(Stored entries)
+---+

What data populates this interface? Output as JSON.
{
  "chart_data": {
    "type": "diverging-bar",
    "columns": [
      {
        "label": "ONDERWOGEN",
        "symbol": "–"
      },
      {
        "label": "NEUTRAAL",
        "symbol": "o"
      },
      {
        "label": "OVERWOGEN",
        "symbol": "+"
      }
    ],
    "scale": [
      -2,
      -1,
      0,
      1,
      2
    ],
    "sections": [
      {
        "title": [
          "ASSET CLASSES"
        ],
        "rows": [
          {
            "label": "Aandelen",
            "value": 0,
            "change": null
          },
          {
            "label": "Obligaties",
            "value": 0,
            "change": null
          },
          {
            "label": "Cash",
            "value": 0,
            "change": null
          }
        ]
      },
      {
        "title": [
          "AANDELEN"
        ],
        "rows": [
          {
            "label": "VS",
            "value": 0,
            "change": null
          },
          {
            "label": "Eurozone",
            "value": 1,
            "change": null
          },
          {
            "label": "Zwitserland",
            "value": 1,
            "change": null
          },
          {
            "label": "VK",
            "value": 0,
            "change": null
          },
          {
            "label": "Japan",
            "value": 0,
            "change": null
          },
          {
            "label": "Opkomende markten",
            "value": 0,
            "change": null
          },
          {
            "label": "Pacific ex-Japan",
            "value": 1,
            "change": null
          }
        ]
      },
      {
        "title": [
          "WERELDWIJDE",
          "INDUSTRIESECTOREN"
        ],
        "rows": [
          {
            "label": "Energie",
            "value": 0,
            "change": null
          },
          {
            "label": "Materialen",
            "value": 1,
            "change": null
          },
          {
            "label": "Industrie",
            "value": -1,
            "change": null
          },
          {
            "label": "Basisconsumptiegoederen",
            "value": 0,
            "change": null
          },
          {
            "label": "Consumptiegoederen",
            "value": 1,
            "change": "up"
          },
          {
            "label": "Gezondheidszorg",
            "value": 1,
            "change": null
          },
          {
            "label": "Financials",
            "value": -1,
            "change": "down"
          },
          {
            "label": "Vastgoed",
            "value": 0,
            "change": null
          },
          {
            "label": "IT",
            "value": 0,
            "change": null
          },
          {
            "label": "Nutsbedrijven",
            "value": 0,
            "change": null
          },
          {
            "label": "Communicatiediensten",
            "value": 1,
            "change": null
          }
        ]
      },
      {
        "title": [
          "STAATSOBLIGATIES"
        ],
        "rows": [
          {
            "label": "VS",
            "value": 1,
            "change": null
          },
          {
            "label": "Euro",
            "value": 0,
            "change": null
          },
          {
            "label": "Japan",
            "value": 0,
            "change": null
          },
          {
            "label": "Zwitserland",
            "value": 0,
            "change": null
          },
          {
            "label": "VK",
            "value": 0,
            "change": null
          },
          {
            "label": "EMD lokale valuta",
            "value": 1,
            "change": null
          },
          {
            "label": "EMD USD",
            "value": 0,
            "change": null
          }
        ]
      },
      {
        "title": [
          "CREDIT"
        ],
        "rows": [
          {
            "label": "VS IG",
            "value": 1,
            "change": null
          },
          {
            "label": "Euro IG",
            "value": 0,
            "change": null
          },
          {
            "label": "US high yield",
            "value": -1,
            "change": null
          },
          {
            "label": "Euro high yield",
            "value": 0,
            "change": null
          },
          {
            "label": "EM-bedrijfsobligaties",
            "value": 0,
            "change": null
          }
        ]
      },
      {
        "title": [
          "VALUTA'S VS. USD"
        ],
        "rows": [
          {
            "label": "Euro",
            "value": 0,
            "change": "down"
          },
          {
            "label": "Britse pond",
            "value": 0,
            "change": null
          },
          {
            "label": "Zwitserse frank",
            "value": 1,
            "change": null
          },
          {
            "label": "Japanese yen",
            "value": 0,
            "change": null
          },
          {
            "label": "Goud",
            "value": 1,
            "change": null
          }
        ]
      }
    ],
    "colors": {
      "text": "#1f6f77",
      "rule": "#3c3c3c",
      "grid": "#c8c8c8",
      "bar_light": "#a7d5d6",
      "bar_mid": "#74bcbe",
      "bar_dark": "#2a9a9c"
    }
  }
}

+---+

» STATED EXERCISE: Please reproduce each line exactly as written.

» RIGHT ANSWER:
What data populates this interface? Output as JSON.
{
  "chart_data": {
    "type": "diverging-bar",
    "columns": [
      {
        "label": "ONDERWOGEN",
        "symbol": "–"
      },
      {
        "label": "NEUTRAAL",
        "symbol": "o"
      },
      {
        "label": "OVERWOGEN",
        "symbol": "+"
      }
    ],
    "scale": [
      -2,
      -1,
      0,
      1,
      2
    ],
    "sections": [
      {
        "title": [
          "ASSET CLASSES"
        ],
        "rows": [
          {
            "label": "Aandelen",
            "value": 0,
            "change": null
          },
          {
            "label": "Obligaties",
            "value": 0,
            "change": null
          },
          {
            "label": "Cash",
            "value": 0,
            "change": null
          }
        ]
      },
      {
        "title": [
          "AANDELEN"
        ],
        "rows": [
          {
            "label": "VS",
            "value": 0,
            "change": null
          },
          {
            "label": "Eurozone",
            "value": 1,
            "change": null
          },
          {
            "label": "Zwitserland",
            "value": 1,
            "change": null
          },
          {
            "label": "VK",
            "value": 0,
            "change": null
          },
          {
            "label": "Japan",
            "value": 0,
            "change": null
          },
          {
            "label": "Opkomende markten",
            "value": 0,
            "change": null
          },
          {
            "label": "Pacific ex-Japan",
            "value": 1,
            "change": null
          }
        ]
      },
      {
        "title": [
          "WERELDWIJDE",
          "INDUSTRIESECTOREN"
        ],
        "rows": [
          {
            "label": "Energie",
            "value": 0,
            "change": null
          },
          {
            "label": "Materialen",
            "value": 1,
            "change": null
          },
          {
            "label": "Industrie",
            "value": -1,
            "change": null
          },
          {
            "label": "Basisconsumptiegoederen",
            "value": 0,
            "change": null
          },
          {
            "label": "Consumptiegoederen",
            "value": 1,
            "change": "up"
          },
          {
            "label": "Gezondheidszorg",
            "value": 1,
            "change": null
          },
          {
            "label": "Financials",
            "value": -1,
            "change": "down"
          },
          {
            "label": "Vastgoed",
            "value": 0,
            "change": null
          },
          {
            "label": "IT",
            "value": 0,
            "change": null
          },
          {
            "label": "Nutsbedrijven",
            "value": 0,
            "change": null
          },
          {
            "label": "Communicatiediensten",
            "value": 1,
            "change": null
          }
        ]
      },
      {
        "title": [
          "STAATSOBLIGATIES"
        ],
        "rows": [
          {
            "label": "VS",
            "value": 1,
            "change": null
          },
          {
            "label": "Euro",
            "value": 0,
            "change": null
          },
          {
            "label": "Japan",
            "value": 0,
            "change": null
          },
          {
            "label": "Zwitserland",
            "value": 0,
            "change": null
          },
          {
            "label": "VK",
            "value": 0,
            "change": null
          },
          {
            "label": "EMD lokale valuta",
            "value": 1,
            "change": null
          },
          {
            "label": "EMD USD",
            "value": 0,
            "change": null
          }
        ]
      },
      {
        "title": [
          "CREDIT"
        ],
        "rows": [
          {
            "label": "VS IG",
            "value": 1,
            "change": null
          },
          {
            "label": "Euro IG",
            "value": 0,
            "change": null
          },
          {
            "label": "US high yield",
            "value": -1,
            "change": null
          },
          {
            "label": "Euro high yield",
            "value": 0,
            "change": null
          },
          {
            "label": "EM-bedrijfsobligaties",
            "value": 0,
            "change": null
          }
        ]
      },
      {
        "title": [
          "VALUTA'S VS. USD"
        ],
        "rows": [
          {
            "label": "Euro",
            "value": 0,
            "change": "down"
          },
          {
            "label": "Britse pond",
            "value": 0,
            "change": null
          },
          {
            "label": "Zwitserse frank",
            "value": 1,
            "change": null
          },
          {
            "label": "Japanese yen",
            "value": 0,
            "change": null
          },
          {
            "label": "Goud",
            "value": 1,
            "change": null
          }
        ]
      }
    ],
    "colors": {
      "text": "#1f6f77",
      "rule": "#3c3c3c",
      "grid": "#c8c8c8",
      "bar_light": "#a7d5d6",
      "bar_mid": "#74bcbe",
      "bar_dark": "#2a9a9c"
    }
  }
}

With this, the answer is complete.